Text section:
-------------------------

OrangeC icon indicating copy to clipboard operation
OrangeC copied to clipboard

[Feature request] Generating IL that can be recompiled back after being decompiler to C# by DotPeek

Open claunia opened this issue 5 years ago • 53 comments

I don't know if it can be done easily, but, well, it would make it effectively a good, and free, C to C# converter.

claunia avatar May 20 '20 00:05 claunia

This is quite literally impossible because of how C++/CLI works. A lot of C constructs don't exist in C#, you might get bindings or some attempts at generators, but a full TRANSPILER is a lot of effort for minimalistic gains in this area.

chuggafan avatar May 20 '20 02:05 chuggafan

Just generate the DLL or EXE using the occil and use a .net decompiler to generate the C# code...

https://www.jetbrains.com/decompiler/

bencz avatar May 20 '20 02:05 bencz

That only works if the entire output is managed code instead of mixed-managed code, which is an entirely possible thing that can happen. I don't think jet-brains works if it's mixed-managed.

chuggafan avatar May 20 '20 02:05 chuggafan

@chuggafan this has NOTHING to do with C++/CLI. This is a C compiler that generates IL and assembles PURE .NET, there's not mixed-managed here (besides P/Invokes but those are managed).

@bencz there are IL constructs that are not legal C#, and while jetbrains happily give you C# for it, you cannot compile it back

claunia avatar May 20 '20 02:05 claunia

Well, why not put in the work to get the C# to be re-compilable? Effectively would be the same thing, and remaking the compiler into a (decent) transpiler is an incredible amount of work because you'd have to change the frontend, middle-end, and backend all of which would have to be modified to effectively produce C# code.

-------------------------

Tasks and exercises:
[1] In the thread, rewrite the paragraph beginning "Well, why not put in the work" as a short bulleted list that keeps its main points.
[2] Answer from the thread:
(a) Which URL does bencz give for a .NET decompiler?
(b) According to claunia, what does the C compiler generate and assemble?
(c) What condition does chuggafan say must hold for the decompiler approach to work?

Entries:
-------------------------

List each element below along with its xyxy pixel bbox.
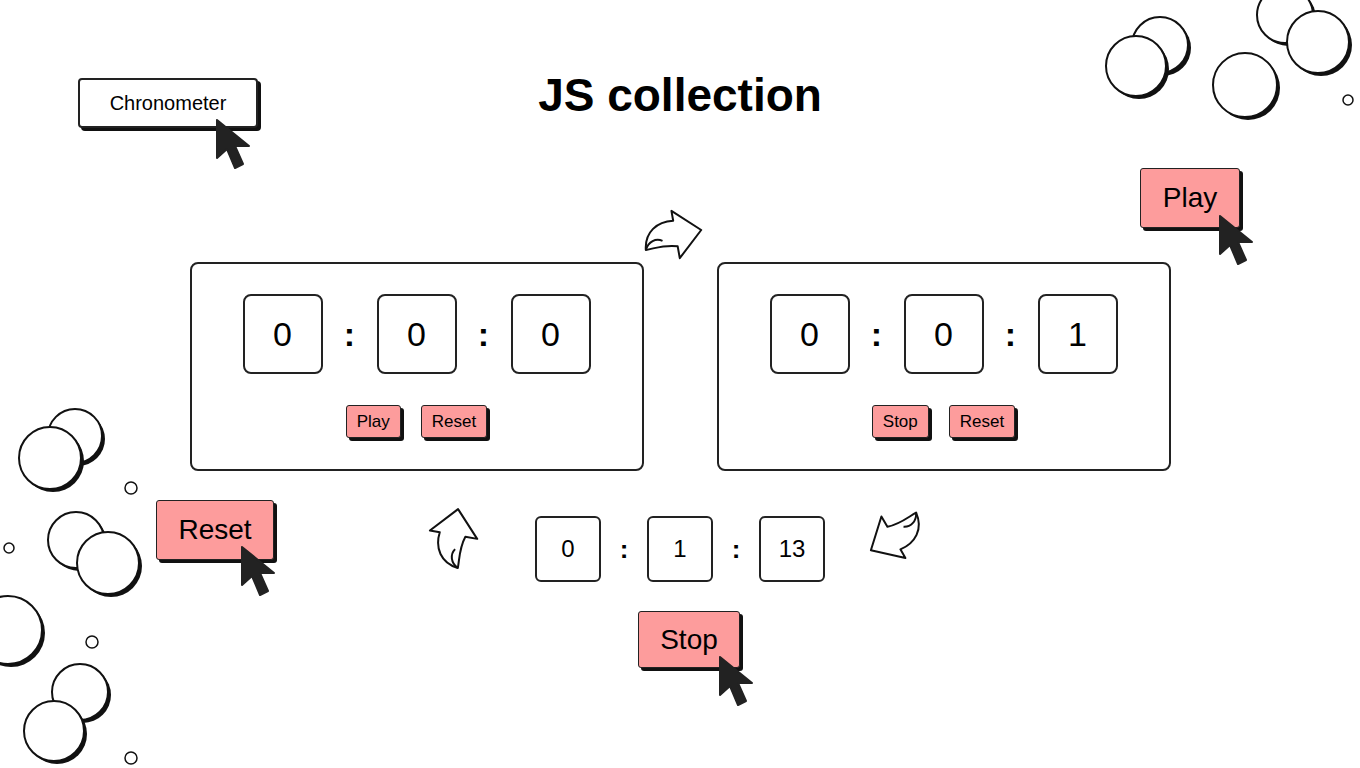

-------------------------

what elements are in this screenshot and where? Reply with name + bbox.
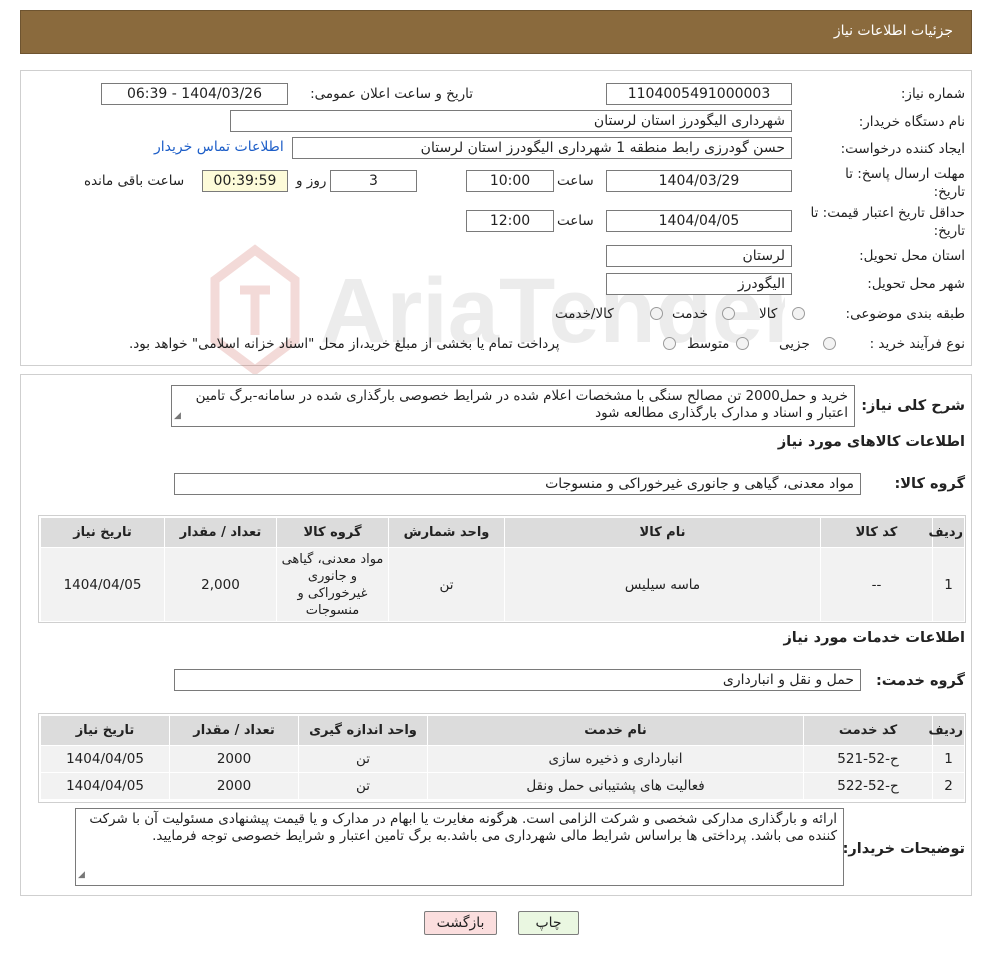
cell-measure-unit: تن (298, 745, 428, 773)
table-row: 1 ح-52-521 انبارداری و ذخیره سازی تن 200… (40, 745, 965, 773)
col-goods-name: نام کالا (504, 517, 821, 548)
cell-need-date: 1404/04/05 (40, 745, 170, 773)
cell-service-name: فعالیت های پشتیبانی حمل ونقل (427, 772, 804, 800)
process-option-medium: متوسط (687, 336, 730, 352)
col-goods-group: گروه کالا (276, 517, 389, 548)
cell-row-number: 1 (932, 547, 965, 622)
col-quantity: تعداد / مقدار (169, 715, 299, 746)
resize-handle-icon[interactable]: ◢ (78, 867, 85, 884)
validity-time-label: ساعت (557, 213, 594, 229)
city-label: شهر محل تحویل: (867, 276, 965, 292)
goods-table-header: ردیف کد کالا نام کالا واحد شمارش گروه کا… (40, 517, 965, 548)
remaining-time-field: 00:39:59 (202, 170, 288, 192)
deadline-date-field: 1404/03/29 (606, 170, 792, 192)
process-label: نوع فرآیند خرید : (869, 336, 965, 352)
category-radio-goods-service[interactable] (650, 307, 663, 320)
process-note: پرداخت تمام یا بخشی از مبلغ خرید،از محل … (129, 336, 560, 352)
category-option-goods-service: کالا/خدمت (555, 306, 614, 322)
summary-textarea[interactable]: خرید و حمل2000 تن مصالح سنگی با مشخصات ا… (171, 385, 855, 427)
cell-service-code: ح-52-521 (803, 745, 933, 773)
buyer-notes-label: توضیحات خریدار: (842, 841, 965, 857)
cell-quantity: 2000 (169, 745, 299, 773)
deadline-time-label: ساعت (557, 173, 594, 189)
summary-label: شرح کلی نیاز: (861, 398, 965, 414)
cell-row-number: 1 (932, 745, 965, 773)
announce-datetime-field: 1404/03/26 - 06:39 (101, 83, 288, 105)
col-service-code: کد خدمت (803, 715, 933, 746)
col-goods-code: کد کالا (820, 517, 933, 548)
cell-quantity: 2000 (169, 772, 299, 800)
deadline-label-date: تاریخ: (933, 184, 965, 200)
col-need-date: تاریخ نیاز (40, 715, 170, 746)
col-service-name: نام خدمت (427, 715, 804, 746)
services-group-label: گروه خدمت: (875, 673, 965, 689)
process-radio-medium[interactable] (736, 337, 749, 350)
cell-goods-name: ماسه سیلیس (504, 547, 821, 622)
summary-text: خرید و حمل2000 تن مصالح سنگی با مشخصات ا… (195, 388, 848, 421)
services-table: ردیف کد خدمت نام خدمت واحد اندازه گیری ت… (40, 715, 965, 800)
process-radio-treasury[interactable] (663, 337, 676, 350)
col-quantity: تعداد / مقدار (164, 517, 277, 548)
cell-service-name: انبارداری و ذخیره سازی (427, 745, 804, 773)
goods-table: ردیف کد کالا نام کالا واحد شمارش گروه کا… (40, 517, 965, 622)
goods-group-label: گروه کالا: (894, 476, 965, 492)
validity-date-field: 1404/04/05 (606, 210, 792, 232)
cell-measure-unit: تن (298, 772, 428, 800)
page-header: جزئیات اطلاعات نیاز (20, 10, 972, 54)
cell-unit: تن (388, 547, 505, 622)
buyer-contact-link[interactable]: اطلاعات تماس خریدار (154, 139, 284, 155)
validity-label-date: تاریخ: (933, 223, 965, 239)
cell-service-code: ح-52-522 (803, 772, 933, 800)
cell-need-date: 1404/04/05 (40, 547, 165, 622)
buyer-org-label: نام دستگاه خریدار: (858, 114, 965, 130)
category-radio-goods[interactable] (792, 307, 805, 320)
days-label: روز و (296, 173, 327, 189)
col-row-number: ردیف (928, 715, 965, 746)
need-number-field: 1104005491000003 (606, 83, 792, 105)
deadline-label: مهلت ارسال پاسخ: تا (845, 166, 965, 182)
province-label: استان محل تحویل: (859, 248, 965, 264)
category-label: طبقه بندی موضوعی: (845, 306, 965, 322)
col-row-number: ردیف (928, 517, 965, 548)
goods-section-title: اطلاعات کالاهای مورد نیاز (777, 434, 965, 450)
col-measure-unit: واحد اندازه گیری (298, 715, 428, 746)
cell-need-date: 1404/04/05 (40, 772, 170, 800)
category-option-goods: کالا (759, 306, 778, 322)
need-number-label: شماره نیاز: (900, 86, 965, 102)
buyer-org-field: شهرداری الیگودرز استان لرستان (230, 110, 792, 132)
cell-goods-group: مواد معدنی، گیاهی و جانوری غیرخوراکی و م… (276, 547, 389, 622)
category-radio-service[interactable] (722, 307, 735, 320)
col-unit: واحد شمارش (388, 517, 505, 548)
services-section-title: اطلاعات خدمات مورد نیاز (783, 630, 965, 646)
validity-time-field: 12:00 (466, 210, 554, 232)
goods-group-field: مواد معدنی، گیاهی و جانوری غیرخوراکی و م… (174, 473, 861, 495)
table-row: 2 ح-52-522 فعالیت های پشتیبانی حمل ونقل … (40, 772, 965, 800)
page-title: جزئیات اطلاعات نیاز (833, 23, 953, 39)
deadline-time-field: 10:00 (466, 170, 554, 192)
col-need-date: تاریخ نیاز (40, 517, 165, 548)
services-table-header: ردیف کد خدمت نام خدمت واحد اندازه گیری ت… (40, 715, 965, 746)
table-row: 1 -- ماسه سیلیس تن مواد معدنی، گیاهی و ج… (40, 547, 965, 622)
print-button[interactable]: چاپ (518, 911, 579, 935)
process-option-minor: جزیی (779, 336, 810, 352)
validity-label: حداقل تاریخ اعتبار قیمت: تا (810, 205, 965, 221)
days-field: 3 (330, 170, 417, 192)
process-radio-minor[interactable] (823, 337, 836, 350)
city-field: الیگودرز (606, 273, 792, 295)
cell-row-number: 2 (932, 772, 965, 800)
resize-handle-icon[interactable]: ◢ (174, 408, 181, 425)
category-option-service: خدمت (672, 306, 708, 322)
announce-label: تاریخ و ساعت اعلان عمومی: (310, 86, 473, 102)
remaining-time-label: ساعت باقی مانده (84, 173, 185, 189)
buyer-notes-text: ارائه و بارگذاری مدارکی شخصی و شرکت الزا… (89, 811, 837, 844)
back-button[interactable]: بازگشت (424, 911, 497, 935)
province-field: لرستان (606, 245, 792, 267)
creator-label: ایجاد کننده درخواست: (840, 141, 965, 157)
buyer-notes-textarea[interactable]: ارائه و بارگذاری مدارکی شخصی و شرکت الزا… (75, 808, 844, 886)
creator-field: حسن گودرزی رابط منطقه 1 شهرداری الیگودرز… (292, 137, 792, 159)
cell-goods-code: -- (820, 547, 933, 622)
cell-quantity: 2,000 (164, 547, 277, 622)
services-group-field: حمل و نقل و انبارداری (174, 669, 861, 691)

-------------------------

Full solutions:
[1]
- Making the decompiled C# recompilable would effectively achieve the same result.
- Turning the compiler into a decent transpiler would take an incredible amount of work.
- The frontend, middle-end, and backend would all have to be changed to produce C# code.

[2]
(a) https://www.jetbrains.com/decompiler/
(b) It generates IL and assembles pure .NET.
(c) The entire output must be managed code rather than mixed-managed code.